Given instruction
Only the number is wanted: how many lines of the data contain "screenshot"?

Entries provided

++++

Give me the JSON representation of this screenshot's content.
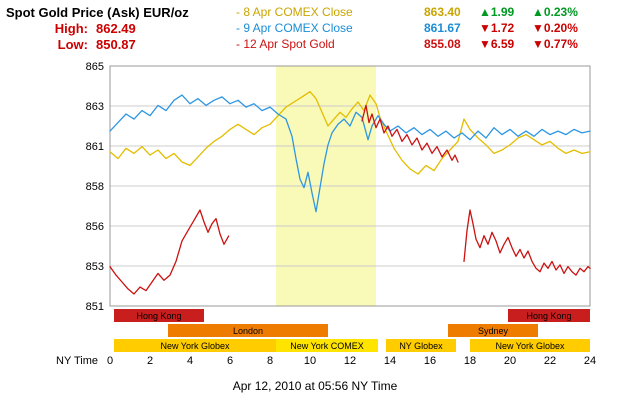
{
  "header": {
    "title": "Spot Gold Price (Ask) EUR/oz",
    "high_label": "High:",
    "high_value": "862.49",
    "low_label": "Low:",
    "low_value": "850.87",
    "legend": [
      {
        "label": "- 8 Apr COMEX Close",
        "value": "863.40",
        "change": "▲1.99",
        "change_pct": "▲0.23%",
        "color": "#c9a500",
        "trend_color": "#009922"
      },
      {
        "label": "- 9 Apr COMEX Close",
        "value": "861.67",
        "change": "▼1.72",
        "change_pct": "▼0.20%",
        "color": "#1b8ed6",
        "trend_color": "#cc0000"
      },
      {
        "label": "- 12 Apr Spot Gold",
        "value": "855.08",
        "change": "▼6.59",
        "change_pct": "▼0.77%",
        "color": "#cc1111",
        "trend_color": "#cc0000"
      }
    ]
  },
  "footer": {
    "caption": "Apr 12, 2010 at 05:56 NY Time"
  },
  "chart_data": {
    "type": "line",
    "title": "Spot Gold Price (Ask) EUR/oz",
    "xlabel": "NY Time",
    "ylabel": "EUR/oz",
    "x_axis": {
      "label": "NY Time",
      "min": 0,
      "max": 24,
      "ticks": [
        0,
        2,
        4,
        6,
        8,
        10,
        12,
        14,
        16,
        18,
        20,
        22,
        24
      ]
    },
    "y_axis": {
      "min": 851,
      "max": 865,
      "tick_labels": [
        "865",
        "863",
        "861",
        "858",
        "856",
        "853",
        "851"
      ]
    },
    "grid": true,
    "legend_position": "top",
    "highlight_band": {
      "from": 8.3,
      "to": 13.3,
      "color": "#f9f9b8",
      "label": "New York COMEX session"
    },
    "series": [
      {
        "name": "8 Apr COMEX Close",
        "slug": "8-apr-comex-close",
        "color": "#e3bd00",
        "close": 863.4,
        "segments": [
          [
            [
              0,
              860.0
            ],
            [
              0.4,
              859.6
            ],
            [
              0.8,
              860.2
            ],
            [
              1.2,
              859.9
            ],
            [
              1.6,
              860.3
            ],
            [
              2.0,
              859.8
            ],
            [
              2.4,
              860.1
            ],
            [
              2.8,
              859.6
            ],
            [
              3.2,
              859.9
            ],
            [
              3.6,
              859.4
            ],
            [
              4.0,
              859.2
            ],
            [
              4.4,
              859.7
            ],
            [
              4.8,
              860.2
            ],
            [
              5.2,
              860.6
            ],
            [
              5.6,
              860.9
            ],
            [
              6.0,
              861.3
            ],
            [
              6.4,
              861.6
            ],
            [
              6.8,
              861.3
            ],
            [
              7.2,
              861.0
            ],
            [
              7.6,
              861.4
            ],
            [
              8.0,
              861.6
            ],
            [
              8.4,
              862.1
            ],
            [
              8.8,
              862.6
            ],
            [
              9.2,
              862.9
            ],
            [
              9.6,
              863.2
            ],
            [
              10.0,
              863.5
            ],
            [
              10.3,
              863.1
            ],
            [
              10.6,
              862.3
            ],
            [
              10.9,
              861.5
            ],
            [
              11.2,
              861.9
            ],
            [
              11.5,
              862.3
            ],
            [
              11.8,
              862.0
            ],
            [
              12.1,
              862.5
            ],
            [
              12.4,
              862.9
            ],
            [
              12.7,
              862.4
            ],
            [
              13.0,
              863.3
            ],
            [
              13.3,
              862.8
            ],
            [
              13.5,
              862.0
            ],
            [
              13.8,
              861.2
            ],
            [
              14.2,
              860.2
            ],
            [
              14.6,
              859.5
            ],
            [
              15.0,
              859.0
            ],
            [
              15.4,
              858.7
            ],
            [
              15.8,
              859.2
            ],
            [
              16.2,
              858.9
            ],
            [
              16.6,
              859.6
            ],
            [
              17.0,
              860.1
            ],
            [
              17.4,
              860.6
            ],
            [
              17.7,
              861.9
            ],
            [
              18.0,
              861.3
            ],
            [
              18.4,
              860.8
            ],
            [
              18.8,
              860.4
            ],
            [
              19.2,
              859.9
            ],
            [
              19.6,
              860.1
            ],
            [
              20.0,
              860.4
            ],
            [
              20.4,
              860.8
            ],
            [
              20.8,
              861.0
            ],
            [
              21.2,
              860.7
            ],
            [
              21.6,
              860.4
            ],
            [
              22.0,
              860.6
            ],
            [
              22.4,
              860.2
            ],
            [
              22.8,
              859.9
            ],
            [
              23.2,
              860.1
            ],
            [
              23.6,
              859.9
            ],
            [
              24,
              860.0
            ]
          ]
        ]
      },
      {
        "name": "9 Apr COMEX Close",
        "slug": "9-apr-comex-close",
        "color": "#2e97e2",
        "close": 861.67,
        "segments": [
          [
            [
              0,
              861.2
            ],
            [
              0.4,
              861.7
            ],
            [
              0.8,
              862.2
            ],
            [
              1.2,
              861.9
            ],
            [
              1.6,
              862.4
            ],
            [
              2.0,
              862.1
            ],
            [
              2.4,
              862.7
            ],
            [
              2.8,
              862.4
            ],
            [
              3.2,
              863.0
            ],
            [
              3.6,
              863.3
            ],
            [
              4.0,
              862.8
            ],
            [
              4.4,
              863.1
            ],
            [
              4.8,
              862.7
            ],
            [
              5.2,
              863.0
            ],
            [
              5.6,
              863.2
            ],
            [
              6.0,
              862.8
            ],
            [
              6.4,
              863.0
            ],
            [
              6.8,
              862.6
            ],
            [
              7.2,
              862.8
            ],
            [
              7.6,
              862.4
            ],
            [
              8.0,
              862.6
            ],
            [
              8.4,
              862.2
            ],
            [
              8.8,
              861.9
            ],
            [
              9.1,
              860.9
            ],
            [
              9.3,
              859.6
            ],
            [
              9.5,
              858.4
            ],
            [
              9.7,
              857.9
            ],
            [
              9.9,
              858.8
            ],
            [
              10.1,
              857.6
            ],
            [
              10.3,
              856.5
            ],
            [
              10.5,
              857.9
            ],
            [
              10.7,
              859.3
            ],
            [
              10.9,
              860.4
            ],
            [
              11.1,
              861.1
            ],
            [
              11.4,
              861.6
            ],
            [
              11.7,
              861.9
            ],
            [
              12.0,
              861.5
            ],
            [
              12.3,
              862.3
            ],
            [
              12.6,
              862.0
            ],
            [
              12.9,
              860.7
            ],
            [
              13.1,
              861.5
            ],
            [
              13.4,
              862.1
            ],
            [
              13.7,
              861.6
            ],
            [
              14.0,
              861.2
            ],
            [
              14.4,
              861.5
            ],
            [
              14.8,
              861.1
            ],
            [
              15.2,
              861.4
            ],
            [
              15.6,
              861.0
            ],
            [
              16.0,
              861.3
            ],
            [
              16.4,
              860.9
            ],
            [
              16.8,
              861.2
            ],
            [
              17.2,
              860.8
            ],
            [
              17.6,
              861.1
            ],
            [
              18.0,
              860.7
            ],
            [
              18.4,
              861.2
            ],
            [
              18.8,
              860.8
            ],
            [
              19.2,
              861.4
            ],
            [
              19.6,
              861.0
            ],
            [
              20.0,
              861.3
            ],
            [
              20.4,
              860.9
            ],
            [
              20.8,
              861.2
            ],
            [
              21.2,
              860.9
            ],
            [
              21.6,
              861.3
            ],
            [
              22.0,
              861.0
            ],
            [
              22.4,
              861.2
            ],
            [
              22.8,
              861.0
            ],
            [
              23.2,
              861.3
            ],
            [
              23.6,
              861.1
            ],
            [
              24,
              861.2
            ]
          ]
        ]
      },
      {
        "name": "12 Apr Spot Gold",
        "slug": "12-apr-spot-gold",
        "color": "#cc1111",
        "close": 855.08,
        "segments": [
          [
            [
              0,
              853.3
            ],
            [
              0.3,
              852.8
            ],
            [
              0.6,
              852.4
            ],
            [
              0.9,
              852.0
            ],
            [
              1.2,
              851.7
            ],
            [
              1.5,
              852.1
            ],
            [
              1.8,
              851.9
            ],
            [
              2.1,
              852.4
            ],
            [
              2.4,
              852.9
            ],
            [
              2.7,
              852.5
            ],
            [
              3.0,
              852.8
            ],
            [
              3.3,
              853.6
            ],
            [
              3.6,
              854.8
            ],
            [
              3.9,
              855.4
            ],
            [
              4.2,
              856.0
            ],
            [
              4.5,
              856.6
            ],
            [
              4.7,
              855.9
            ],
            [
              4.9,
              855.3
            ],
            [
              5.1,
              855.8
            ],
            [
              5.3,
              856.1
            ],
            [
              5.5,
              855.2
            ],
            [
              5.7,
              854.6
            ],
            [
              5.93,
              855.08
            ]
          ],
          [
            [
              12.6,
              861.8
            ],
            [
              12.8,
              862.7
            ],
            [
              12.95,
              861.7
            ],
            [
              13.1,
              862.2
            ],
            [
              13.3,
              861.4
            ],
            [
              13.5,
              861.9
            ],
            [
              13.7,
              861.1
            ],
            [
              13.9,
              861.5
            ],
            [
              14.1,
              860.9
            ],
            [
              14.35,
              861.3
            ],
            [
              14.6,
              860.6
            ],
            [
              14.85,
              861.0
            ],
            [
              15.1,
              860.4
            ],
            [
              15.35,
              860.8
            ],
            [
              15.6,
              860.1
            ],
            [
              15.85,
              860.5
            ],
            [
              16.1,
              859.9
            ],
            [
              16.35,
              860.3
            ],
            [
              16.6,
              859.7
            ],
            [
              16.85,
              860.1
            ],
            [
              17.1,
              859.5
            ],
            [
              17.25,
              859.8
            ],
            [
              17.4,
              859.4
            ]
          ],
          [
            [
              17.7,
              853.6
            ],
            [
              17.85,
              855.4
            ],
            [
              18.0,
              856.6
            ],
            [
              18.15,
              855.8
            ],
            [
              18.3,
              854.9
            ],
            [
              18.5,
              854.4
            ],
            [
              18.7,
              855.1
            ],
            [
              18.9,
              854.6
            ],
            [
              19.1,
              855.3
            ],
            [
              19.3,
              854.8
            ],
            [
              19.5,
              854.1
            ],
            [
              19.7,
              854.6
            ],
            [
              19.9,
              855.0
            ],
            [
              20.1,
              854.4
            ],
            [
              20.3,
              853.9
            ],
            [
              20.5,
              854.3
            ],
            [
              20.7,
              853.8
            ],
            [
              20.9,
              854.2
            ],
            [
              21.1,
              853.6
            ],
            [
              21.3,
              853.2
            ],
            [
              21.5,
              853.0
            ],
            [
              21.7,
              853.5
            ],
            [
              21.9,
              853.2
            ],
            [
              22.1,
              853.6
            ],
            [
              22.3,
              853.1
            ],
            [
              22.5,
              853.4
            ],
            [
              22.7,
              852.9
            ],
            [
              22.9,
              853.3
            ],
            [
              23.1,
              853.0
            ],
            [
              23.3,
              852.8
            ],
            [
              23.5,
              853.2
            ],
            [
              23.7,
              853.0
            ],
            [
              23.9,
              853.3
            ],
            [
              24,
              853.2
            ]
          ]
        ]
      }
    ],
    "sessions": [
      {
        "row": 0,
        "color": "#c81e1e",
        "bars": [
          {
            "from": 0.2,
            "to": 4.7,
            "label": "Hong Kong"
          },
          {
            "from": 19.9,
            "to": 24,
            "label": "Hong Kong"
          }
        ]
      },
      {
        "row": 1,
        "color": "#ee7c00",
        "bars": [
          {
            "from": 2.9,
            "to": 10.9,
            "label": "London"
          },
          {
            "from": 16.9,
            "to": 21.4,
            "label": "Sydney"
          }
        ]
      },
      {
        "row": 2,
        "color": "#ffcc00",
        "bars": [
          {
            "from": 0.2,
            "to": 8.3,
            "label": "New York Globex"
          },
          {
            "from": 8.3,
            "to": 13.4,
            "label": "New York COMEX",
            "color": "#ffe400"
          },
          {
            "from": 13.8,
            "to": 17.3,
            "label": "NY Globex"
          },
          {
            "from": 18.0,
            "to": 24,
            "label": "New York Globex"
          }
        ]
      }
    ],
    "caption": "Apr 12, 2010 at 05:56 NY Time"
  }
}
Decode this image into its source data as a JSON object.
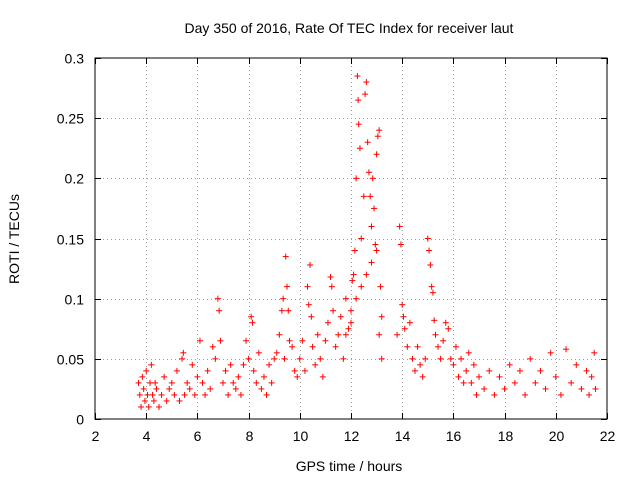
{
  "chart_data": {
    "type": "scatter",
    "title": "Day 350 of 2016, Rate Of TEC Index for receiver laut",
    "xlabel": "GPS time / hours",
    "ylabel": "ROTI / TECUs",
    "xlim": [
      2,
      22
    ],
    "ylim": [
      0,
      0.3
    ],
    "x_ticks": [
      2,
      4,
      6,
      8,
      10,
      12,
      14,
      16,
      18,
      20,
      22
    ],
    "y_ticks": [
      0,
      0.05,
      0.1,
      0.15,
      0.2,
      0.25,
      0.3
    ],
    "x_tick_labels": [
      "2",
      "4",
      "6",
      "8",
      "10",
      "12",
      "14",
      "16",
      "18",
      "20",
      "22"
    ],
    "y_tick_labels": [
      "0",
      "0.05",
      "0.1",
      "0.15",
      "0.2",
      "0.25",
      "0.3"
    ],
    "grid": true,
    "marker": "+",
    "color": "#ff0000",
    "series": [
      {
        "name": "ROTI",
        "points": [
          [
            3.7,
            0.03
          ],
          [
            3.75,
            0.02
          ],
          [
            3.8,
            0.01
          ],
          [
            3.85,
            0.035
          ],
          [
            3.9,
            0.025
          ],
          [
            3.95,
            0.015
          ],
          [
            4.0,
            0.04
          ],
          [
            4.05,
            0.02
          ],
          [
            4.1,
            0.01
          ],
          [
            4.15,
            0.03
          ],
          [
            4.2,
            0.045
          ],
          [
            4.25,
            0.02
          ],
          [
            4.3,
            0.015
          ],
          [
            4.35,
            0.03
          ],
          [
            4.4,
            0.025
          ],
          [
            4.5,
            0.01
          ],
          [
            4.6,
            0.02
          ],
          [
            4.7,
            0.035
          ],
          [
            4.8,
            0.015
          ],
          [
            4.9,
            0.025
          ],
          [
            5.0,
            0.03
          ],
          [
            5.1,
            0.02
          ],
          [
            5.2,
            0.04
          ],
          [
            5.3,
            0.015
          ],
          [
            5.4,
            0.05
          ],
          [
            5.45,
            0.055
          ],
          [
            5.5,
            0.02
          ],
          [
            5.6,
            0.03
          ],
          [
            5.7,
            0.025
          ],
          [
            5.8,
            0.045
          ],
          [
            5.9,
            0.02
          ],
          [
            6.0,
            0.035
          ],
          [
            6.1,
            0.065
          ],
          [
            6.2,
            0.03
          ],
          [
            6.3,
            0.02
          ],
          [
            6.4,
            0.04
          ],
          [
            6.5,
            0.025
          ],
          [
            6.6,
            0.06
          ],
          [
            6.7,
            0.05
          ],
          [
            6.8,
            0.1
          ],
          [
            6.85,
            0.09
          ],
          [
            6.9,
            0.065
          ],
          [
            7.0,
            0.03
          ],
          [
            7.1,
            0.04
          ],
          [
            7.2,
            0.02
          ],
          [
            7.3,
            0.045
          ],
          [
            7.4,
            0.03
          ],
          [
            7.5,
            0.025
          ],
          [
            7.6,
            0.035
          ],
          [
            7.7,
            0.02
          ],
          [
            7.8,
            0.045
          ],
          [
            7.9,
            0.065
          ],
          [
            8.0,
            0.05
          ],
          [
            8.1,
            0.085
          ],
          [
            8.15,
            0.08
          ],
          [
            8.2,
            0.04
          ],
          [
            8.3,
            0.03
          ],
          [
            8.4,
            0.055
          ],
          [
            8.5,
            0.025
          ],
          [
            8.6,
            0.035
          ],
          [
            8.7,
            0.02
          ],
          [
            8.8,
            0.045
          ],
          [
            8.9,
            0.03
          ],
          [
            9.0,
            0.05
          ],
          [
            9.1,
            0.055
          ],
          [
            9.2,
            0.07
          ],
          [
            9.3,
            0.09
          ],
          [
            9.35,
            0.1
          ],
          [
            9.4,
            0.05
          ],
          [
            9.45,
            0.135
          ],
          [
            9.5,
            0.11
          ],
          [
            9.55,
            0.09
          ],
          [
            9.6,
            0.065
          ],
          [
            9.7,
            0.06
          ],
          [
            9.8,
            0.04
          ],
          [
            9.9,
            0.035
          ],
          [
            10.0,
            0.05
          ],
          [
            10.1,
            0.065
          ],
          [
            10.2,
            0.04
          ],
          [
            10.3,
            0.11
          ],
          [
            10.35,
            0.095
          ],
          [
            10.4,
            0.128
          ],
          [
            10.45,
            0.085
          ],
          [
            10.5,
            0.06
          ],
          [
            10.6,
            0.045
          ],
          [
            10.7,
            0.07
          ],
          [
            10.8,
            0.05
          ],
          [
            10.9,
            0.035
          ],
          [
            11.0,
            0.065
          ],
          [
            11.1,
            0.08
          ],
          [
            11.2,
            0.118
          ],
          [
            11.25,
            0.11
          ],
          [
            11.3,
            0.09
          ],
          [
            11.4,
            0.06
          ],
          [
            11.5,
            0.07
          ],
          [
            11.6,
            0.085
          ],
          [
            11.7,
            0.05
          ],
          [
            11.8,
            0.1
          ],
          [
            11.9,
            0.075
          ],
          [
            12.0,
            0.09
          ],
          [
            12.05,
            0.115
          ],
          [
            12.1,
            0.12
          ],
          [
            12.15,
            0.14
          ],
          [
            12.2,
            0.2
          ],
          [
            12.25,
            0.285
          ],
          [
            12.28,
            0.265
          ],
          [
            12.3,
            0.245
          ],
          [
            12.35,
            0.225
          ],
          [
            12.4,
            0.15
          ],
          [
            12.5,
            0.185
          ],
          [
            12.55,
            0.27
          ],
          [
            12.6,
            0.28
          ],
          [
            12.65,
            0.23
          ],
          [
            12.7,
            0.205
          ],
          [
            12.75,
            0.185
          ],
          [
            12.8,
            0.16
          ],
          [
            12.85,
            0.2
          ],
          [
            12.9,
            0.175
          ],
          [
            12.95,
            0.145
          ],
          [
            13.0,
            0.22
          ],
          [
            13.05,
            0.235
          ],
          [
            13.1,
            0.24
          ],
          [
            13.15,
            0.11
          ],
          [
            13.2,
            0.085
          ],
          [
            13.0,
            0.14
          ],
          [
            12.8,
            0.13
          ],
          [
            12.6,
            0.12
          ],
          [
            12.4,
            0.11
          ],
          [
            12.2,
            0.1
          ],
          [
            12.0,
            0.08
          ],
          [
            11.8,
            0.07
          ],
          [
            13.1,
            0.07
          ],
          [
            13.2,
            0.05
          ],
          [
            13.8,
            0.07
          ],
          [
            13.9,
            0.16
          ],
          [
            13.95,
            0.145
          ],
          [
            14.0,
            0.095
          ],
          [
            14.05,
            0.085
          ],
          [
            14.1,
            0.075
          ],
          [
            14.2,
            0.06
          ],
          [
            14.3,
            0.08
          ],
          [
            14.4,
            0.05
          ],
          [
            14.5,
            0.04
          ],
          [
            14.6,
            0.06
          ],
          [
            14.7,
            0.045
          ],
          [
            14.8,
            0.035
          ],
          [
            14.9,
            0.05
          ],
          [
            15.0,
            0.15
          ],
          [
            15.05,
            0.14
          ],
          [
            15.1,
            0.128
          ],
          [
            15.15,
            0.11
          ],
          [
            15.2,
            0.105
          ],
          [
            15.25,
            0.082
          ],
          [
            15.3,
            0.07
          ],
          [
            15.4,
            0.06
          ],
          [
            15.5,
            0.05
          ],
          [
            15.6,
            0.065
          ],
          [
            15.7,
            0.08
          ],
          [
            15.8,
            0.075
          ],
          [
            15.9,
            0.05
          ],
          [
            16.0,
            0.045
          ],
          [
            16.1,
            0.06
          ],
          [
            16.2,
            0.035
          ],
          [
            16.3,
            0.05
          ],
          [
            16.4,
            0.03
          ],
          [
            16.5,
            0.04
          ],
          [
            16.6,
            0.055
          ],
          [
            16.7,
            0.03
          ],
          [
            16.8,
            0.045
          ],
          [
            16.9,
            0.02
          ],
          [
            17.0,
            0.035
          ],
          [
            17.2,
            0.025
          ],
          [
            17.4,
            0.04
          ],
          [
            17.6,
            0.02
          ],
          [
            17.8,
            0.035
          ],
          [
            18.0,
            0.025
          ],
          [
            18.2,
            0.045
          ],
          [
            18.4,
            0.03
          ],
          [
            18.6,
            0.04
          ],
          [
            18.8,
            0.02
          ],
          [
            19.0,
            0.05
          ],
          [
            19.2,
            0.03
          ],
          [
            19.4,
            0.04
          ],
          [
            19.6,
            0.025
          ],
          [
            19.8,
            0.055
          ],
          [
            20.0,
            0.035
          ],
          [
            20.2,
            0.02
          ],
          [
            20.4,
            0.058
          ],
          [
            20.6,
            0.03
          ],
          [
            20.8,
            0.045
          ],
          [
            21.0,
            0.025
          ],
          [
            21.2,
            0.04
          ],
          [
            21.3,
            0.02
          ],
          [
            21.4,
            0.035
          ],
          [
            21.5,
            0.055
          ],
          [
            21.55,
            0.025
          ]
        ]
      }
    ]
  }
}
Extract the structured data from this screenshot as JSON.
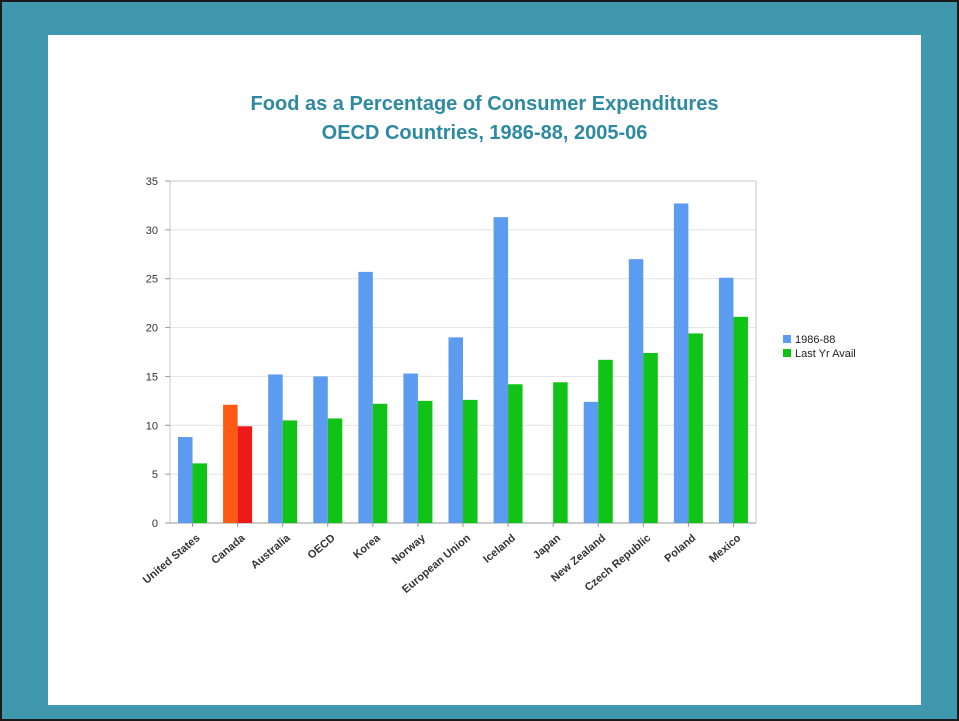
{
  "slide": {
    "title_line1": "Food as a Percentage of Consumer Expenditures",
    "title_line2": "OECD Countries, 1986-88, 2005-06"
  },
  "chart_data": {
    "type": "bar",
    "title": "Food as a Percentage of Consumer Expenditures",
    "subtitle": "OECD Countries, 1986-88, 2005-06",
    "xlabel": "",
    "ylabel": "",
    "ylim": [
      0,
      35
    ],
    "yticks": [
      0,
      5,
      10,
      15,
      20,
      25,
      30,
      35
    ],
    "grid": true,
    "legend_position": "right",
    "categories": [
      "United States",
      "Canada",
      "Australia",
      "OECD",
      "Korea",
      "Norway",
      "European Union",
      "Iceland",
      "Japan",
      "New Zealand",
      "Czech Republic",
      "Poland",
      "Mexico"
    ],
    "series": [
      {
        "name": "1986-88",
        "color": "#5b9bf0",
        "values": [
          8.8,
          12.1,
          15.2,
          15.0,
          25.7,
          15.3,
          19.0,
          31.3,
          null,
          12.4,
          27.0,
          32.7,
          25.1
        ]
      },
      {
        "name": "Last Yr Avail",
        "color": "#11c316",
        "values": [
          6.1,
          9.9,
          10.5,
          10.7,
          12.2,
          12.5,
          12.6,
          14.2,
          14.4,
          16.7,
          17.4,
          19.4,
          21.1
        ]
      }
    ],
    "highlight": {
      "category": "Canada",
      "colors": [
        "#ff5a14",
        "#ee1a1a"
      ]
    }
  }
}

++++

Answer to this problem
2